GIVEN INSTRUCTION:
Seek out every line containing the word "cities", and copy each.

§ §

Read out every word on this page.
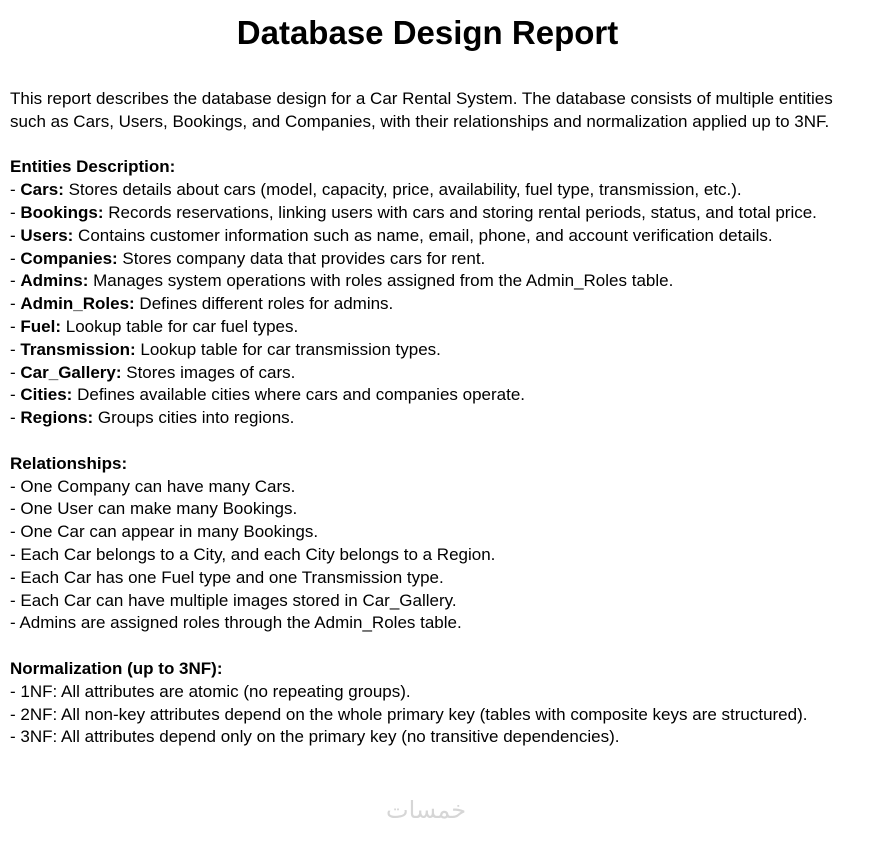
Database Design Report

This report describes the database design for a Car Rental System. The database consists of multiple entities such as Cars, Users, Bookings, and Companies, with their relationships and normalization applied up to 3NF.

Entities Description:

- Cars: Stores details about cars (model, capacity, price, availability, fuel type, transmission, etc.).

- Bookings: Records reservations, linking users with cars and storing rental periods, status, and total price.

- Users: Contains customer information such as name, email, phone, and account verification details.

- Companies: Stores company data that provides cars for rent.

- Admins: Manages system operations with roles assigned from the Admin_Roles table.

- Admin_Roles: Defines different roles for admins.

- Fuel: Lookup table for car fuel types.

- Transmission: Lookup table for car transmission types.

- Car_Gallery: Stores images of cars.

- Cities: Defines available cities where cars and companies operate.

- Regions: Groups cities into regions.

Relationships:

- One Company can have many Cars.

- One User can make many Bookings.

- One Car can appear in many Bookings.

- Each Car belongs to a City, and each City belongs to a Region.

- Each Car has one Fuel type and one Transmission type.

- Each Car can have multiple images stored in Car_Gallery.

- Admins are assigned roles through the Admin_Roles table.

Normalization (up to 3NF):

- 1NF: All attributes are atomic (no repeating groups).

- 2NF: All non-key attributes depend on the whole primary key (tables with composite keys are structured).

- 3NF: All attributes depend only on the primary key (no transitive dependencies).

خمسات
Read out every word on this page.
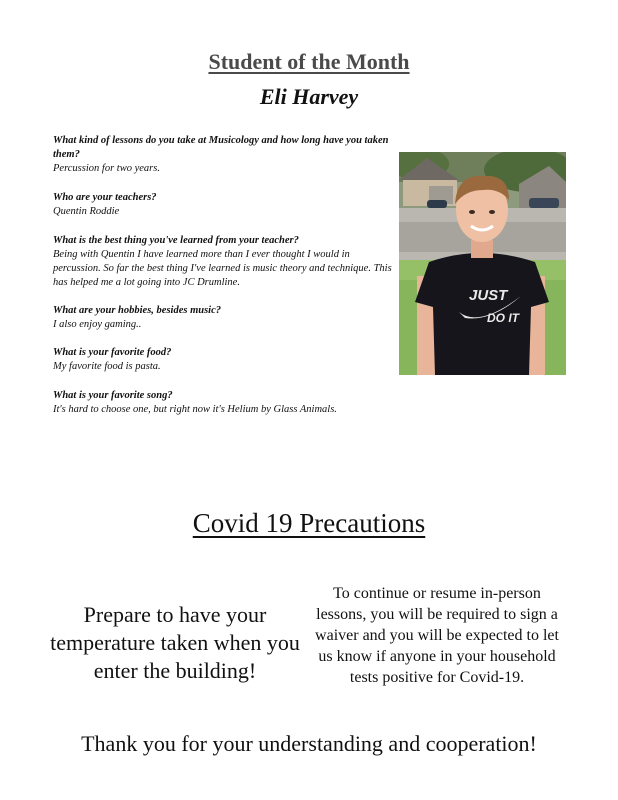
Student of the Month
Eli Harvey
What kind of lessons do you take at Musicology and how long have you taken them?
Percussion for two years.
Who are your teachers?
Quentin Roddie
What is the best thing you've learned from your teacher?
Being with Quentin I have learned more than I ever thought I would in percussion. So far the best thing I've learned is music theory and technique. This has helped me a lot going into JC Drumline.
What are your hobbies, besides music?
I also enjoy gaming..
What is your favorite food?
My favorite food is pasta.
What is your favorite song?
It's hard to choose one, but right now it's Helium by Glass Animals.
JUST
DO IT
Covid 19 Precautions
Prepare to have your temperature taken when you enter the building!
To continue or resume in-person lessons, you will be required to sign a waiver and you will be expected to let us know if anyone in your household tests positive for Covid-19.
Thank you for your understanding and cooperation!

§ §

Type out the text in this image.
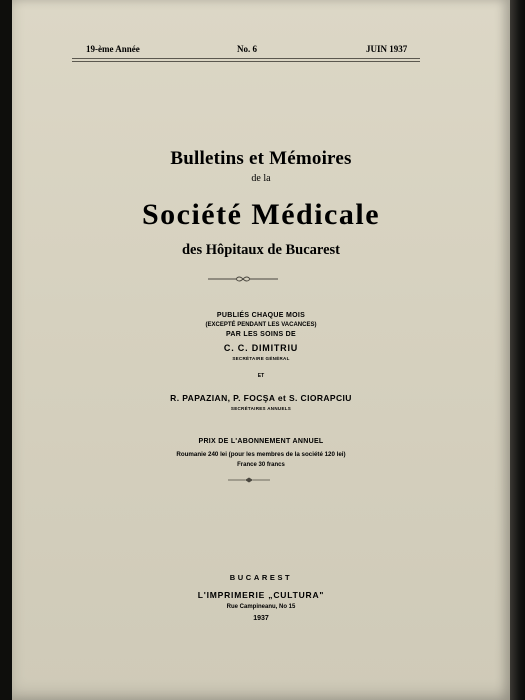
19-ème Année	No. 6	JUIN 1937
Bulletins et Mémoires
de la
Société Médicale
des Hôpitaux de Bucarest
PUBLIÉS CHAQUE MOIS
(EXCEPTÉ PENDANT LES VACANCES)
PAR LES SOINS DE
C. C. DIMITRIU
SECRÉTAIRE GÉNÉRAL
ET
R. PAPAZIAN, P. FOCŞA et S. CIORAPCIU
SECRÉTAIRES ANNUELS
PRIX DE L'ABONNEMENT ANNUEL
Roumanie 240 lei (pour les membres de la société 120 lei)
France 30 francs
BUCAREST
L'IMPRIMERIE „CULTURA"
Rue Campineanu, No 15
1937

§ §

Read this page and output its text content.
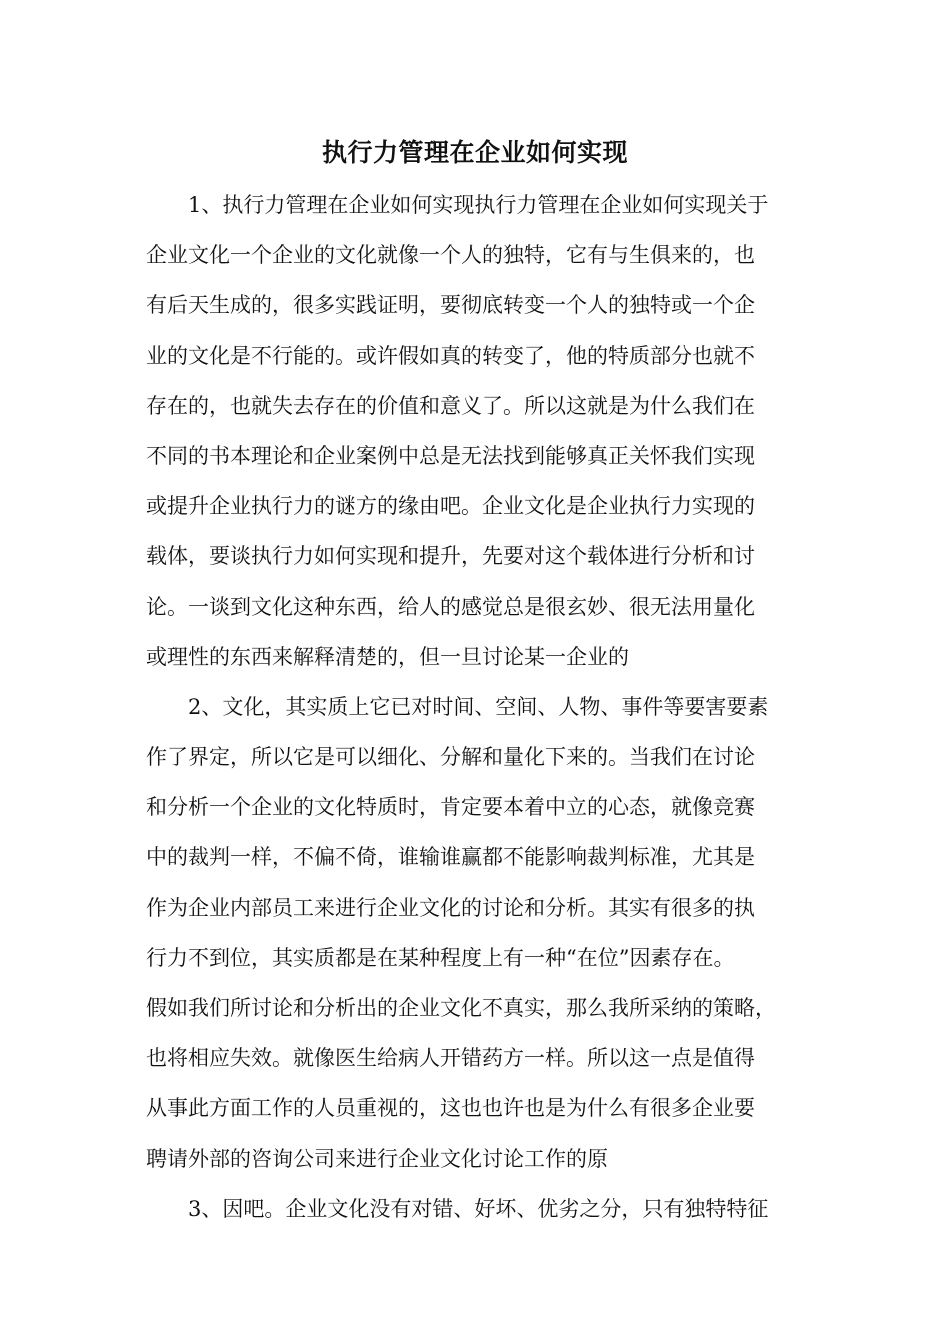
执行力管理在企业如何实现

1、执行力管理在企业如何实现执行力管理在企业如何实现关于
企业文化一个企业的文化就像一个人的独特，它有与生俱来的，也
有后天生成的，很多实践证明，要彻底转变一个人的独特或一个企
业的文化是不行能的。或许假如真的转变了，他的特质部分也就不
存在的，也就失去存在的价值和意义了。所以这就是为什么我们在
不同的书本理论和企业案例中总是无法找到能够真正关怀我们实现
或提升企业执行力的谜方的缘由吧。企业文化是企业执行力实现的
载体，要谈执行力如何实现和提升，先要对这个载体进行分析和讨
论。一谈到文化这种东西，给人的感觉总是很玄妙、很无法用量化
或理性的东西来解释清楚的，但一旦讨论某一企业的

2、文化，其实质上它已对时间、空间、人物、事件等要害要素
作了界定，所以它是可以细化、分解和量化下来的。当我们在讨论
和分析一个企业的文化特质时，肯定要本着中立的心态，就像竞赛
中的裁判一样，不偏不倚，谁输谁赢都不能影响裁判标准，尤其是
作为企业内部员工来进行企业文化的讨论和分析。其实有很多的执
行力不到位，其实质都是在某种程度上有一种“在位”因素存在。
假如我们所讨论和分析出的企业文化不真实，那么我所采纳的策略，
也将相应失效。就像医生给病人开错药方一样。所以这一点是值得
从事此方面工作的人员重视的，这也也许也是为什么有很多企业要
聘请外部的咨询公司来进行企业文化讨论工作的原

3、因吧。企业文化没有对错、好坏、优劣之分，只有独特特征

§ §

RESULT:
- Cities: Defines available cities where cars and companies operate.
- Regions: Groups cities into regions.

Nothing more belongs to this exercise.